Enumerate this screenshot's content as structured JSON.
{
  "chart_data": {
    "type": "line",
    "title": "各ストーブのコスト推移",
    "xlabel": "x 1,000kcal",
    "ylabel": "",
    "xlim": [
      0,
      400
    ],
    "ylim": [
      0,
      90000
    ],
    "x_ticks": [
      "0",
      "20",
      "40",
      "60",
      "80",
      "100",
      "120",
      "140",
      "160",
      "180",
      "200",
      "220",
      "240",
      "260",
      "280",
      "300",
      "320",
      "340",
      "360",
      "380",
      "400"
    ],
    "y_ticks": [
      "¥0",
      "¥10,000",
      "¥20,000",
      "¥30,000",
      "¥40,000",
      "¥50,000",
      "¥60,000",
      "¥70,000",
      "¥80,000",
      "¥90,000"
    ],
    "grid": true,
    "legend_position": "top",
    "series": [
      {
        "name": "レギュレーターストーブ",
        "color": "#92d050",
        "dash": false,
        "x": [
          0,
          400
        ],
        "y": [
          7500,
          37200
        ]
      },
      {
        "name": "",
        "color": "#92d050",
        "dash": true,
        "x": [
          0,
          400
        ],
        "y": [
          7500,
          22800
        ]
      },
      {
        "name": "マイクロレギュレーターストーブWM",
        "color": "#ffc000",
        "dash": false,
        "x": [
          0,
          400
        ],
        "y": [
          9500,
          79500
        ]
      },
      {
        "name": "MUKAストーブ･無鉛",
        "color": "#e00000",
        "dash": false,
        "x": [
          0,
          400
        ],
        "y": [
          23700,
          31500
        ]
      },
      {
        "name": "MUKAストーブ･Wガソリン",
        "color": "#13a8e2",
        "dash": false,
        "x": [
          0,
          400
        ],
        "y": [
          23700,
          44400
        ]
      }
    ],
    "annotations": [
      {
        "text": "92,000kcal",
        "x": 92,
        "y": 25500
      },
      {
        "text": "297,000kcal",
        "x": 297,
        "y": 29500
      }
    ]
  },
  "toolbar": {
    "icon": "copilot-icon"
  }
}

....................

Aim → Copy in full each line that holds the word "MUKAストーブ".

Finished task →
        "name": "MUKAストーブ･無鉛",
        "name": "MUKAストーブ･Wガソリン",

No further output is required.